Stored data
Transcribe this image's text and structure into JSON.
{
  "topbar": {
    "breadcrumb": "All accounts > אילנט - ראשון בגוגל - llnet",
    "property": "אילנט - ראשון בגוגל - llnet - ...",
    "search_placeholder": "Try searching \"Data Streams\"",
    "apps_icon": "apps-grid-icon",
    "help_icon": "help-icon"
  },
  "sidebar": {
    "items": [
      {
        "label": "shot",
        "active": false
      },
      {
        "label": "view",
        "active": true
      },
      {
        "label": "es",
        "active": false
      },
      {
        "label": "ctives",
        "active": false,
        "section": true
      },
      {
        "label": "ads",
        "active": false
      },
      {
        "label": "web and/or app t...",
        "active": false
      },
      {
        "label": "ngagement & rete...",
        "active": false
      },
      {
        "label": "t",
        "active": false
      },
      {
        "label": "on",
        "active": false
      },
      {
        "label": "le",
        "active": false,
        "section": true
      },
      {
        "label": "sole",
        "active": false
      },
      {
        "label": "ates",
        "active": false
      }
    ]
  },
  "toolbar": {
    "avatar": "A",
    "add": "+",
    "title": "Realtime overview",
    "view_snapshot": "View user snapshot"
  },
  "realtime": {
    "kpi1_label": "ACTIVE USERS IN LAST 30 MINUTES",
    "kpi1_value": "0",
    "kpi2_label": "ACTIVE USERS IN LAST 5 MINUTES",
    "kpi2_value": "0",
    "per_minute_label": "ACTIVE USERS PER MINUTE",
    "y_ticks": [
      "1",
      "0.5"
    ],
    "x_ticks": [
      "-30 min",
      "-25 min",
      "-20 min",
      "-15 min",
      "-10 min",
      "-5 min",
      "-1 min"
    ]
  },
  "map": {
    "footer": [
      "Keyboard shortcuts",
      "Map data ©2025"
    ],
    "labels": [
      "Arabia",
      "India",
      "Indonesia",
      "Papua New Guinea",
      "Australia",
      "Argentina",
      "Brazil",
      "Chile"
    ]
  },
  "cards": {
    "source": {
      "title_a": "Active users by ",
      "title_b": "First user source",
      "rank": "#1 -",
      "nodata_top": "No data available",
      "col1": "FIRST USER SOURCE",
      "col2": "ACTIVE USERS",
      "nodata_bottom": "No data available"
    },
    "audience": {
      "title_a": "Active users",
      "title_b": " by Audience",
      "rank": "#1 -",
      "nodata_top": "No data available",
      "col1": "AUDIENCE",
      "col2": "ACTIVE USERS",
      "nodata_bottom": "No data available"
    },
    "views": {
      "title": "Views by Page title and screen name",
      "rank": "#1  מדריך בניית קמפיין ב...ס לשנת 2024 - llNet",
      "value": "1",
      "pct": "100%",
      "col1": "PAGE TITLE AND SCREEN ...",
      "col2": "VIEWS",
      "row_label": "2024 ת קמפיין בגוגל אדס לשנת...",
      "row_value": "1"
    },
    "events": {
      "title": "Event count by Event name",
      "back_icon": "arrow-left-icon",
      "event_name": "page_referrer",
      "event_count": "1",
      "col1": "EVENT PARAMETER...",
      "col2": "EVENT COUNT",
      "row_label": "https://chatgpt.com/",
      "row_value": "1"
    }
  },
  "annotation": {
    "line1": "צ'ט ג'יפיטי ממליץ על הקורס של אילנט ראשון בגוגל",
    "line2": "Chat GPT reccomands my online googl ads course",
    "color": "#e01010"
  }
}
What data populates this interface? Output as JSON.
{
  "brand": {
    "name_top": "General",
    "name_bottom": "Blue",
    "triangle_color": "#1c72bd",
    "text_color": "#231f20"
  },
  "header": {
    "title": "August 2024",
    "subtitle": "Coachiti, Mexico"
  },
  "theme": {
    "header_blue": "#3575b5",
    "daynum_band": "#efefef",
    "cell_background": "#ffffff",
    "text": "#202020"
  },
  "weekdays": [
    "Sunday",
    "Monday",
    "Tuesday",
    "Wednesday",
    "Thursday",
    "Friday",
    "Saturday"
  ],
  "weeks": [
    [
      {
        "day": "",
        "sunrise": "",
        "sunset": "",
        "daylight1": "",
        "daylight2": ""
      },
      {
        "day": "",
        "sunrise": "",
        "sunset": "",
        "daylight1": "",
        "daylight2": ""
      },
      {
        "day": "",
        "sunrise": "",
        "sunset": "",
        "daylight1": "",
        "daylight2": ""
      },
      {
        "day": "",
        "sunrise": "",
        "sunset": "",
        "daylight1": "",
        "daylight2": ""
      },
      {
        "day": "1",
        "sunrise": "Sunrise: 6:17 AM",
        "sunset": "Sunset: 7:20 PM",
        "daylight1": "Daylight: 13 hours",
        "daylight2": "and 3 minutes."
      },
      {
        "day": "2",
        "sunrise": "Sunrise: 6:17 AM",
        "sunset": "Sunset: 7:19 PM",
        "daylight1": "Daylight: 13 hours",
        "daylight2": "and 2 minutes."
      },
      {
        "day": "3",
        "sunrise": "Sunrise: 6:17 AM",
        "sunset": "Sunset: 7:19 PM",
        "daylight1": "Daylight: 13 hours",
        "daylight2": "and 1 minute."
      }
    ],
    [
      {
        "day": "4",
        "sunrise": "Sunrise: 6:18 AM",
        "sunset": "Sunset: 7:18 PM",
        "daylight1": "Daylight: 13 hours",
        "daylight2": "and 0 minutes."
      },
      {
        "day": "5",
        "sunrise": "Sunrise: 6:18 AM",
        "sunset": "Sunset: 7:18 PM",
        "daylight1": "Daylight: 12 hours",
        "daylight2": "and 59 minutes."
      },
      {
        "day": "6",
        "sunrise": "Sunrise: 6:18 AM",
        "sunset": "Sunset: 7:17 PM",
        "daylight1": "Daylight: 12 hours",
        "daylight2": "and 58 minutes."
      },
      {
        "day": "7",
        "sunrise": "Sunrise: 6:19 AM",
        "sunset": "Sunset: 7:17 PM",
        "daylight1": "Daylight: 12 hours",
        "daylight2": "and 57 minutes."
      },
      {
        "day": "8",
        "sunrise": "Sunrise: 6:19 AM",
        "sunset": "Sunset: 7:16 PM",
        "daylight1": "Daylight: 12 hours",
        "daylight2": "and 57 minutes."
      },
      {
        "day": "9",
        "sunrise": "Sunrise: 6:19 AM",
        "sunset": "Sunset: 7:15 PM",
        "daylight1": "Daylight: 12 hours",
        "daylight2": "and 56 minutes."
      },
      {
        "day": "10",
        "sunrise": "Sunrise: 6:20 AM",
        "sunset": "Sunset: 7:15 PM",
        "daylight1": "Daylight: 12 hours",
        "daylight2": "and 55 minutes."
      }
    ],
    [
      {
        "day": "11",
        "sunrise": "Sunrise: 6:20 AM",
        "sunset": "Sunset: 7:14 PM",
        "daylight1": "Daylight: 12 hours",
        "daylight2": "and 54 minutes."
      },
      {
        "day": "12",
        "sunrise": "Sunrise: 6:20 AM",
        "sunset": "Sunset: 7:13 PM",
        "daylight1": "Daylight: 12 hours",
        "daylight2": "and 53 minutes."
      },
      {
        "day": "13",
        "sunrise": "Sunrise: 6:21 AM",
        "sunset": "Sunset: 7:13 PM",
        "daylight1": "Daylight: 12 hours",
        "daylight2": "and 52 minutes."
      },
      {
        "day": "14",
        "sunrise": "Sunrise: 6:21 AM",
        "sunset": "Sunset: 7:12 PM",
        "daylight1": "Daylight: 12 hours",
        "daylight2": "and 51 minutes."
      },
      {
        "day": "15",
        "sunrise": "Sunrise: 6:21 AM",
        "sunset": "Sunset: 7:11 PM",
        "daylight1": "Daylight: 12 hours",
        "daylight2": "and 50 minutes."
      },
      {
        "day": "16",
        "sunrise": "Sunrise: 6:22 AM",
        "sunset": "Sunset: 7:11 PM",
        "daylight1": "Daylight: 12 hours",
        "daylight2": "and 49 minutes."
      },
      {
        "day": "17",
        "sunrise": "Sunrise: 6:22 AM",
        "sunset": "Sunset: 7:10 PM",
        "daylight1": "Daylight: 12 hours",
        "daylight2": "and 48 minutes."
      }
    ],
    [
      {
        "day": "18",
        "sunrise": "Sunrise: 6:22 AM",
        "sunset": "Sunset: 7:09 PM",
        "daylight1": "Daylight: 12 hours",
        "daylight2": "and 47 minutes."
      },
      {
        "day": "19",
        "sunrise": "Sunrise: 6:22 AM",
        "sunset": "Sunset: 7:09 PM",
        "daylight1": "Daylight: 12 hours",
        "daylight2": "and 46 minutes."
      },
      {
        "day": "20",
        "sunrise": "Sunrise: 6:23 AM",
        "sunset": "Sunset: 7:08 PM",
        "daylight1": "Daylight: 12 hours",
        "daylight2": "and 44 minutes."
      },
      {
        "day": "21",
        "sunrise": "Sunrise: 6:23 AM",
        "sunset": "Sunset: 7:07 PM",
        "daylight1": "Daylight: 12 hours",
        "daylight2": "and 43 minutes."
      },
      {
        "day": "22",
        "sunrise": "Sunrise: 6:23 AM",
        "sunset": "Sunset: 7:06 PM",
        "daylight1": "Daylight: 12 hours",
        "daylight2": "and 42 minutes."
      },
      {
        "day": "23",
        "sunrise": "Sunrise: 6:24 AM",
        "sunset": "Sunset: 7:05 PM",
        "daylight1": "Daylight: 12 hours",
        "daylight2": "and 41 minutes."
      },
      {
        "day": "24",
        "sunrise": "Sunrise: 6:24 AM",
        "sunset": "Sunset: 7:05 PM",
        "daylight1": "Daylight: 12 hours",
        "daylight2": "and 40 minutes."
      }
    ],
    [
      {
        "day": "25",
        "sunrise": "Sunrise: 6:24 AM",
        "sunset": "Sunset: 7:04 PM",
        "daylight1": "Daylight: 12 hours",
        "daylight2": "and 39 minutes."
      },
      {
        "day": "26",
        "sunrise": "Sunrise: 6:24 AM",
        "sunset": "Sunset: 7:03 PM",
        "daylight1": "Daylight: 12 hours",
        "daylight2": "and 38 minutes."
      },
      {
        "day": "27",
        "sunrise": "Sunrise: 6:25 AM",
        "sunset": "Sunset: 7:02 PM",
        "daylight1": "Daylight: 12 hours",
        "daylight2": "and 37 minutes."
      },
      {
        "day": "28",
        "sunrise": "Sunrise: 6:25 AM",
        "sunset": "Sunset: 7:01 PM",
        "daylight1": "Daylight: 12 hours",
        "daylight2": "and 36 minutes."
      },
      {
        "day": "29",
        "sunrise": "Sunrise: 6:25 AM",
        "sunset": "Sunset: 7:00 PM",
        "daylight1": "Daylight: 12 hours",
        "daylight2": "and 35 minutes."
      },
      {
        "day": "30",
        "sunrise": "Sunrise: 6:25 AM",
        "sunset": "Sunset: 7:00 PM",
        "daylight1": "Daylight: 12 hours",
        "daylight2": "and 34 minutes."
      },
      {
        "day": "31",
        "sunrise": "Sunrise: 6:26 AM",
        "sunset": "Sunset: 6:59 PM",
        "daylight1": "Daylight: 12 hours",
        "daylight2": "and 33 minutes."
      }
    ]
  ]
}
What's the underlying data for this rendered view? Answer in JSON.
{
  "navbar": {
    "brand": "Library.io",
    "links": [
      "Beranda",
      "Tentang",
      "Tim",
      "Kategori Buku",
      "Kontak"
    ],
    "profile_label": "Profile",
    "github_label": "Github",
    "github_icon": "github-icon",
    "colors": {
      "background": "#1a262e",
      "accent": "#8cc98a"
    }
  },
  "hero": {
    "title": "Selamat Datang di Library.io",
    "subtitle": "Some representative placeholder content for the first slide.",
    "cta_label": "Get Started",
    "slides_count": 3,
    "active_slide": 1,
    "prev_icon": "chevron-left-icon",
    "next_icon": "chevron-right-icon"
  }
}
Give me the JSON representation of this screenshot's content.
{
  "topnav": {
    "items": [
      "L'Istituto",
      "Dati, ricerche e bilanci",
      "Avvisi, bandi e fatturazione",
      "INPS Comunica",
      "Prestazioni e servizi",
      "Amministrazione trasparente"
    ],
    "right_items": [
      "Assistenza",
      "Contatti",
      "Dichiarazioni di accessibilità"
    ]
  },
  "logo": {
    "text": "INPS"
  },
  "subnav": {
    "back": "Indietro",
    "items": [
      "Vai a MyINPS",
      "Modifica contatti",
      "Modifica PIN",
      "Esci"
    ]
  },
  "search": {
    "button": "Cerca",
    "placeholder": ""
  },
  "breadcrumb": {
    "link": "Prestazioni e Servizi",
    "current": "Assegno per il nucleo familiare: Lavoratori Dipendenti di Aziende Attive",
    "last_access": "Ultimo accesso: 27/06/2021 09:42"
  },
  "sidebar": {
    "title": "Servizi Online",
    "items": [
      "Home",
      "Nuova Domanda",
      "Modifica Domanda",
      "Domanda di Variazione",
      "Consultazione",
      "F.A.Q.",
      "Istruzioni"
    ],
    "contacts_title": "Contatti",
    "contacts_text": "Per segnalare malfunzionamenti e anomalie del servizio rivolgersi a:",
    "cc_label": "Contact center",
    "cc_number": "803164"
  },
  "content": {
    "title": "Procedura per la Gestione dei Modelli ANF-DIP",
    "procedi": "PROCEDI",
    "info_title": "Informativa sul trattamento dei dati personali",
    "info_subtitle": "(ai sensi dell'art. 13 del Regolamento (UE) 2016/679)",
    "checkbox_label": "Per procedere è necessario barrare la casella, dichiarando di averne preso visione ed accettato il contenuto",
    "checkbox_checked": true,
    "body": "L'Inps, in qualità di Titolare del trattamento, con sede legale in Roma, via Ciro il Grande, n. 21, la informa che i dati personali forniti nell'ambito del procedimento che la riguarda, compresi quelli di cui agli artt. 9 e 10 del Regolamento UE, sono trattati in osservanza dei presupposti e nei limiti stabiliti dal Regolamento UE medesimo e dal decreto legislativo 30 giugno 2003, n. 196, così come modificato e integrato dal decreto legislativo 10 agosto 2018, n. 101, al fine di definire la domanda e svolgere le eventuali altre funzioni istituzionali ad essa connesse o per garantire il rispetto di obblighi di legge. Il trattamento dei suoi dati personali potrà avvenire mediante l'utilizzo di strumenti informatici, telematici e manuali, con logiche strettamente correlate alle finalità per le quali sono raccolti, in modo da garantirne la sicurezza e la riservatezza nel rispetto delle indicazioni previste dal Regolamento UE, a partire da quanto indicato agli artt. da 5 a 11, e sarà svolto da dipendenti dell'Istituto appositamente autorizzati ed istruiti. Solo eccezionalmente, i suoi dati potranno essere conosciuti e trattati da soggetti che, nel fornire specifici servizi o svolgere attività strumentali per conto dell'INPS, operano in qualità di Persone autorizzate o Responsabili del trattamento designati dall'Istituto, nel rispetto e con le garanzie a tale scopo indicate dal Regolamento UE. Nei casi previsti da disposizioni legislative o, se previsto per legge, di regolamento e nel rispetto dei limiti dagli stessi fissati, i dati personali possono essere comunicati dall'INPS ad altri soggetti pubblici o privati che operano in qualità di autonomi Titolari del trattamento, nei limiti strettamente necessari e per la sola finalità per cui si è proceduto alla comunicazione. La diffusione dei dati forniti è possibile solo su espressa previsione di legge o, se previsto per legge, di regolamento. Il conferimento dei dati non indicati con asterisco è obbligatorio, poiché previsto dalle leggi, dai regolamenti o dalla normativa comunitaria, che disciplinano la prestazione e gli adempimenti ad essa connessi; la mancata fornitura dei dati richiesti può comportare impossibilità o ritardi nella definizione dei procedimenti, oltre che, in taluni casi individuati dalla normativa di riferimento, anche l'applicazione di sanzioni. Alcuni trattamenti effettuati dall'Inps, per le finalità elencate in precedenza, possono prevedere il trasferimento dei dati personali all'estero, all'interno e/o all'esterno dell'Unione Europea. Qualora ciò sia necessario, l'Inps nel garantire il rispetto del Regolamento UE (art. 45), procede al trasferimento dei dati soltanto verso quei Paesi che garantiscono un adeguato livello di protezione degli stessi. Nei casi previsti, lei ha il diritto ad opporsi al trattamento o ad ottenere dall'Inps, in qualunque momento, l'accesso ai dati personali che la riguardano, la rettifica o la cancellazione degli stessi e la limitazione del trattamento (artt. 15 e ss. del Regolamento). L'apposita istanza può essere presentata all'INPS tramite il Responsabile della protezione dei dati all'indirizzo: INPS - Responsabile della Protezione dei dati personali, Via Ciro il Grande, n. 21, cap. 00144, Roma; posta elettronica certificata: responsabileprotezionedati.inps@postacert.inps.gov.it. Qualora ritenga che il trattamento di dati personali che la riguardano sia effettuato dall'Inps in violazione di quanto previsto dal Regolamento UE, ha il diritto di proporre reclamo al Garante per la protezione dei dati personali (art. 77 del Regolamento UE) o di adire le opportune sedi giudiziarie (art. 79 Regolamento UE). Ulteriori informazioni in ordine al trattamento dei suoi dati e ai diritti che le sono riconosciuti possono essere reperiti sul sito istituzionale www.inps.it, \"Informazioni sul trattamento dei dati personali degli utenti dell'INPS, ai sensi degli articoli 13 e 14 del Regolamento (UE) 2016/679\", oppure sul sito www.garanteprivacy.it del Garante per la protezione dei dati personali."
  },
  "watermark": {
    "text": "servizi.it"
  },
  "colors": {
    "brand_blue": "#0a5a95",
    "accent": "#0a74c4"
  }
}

YOUR GOAL
Look over the listing. Pull out every line with the string "true" in it.

FINISHED ANSWER
        "active": true
        "section": true
        "section": true
    "checkbox_checked": true,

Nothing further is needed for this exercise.